- [SET TASK] Extract each line bearing the word "name".

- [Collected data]
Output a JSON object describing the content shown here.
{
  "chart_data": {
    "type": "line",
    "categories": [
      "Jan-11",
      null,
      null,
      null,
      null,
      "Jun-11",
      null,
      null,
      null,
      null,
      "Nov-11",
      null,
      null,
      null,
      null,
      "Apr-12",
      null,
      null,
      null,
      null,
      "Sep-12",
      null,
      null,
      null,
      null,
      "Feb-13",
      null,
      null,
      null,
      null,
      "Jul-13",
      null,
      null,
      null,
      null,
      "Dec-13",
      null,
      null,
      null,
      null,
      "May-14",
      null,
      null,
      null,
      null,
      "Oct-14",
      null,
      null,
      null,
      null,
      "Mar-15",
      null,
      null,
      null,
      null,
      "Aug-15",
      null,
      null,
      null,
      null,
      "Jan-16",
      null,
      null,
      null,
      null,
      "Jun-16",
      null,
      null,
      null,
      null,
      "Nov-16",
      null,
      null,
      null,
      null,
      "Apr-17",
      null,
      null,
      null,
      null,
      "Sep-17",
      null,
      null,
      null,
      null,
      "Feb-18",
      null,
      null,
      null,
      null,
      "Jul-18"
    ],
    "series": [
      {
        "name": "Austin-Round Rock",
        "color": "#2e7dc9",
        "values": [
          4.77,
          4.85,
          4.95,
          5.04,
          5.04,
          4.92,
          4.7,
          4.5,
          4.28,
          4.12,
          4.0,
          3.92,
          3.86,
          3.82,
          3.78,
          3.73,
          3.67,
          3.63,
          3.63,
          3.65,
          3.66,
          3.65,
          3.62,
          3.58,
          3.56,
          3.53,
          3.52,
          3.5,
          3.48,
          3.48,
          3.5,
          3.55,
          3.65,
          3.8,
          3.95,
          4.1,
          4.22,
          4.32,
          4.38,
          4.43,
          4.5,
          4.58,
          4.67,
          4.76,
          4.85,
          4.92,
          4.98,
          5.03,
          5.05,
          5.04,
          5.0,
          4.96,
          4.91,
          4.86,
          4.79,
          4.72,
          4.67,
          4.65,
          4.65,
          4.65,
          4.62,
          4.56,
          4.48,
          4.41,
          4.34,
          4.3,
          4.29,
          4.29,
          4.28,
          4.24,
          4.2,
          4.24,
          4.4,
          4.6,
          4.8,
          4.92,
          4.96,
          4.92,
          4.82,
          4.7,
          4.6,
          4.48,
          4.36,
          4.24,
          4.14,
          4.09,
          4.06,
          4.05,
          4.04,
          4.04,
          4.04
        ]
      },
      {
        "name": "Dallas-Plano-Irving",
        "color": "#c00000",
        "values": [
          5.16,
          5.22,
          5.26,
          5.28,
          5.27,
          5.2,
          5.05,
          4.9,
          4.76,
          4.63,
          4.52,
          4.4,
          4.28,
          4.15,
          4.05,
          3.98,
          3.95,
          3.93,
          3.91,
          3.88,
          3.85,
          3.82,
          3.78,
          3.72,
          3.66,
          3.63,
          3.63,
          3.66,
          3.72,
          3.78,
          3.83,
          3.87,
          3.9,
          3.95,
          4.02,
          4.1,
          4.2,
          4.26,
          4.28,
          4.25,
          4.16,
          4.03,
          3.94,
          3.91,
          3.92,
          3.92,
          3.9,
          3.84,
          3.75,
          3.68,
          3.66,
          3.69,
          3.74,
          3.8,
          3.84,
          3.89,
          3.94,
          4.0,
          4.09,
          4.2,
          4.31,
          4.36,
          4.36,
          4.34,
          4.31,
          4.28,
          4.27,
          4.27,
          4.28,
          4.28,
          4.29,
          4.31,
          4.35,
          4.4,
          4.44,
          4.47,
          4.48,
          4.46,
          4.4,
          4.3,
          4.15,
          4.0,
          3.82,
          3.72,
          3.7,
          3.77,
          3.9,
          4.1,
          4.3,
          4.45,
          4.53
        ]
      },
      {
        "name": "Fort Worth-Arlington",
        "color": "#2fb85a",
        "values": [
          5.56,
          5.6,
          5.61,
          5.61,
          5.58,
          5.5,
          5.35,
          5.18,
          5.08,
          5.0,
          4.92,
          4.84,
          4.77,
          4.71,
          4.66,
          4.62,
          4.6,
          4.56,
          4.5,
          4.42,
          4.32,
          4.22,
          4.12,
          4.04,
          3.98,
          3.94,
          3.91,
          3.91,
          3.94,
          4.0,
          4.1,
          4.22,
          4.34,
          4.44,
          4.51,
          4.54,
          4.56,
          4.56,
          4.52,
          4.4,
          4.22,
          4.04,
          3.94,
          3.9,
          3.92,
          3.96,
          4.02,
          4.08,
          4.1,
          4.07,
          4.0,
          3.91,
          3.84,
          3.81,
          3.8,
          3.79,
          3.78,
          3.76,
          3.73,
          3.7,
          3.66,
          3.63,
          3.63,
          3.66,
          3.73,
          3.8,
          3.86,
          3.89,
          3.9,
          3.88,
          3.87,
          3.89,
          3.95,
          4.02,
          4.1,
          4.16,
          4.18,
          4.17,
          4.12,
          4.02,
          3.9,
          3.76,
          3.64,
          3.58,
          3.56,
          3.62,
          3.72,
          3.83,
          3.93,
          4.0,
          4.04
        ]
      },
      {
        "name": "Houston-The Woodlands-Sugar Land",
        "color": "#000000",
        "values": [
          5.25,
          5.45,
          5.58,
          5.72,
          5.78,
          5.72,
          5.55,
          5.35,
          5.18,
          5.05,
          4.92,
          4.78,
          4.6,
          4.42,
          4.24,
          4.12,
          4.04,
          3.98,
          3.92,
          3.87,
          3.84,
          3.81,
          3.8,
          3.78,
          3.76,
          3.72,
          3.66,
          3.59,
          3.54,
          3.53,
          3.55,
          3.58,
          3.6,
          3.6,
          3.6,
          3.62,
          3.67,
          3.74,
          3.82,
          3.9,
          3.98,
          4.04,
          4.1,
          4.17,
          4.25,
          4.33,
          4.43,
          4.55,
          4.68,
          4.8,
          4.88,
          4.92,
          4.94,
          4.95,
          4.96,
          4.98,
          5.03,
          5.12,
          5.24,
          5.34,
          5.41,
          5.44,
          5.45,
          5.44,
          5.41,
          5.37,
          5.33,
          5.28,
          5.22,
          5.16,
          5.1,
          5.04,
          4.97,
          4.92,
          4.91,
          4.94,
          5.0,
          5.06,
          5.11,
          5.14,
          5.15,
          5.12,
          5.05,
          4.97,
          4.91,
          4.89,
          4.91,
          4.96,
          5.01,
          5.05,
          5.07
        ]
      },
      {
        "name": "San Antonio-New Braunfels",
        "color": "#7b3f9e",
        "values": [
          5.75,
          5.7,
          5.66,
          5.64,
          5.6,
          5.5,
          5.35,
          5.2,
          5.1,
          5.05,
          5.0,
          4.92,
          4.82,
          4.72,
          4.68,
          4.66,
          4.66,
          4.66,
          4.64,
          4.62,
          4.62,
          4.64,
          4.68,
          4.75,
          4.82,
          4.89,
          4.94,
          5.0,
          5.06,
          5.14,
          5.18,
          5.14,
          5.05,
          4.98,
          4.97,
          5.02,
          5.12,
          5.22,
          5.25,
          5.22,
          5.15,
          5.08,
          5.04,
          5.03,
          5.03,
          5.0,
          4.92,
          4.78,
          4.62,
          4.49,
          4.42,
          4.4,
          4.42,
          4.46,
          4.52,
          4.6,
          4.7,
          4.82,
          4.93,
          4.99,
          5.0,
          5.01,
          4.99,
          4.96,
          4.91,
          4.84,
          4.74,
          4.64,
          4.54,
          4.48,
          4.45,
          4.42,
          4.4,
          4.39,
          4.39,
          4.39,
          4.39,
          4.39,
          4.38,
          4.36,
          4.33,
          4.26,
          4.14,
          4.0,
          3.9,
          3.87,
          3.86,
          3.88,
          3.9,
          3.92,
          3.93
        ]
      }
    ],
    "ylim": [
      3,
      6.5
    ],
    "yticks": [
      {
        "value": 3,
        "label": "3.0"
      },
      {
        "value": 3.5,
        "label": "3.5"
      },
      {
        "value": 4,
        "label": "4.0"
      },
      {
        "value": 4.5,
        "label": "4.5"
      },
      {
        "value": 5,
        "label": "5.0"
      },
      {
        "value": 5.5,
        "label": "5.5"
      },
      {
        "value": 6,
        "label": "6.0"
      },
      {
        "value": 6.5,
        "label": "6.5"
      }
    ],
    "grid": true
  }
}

- [REPLY TO THE EXERCISE]
        "name": "Austin-Round Rock",
        "name": "Dallas-Plano-Irving",
        "name": "Fort Worth-Arlington",
        "name": "Houston-The Woodlands-Sugar Land",
        "name": "San Antonio-New Braunfels",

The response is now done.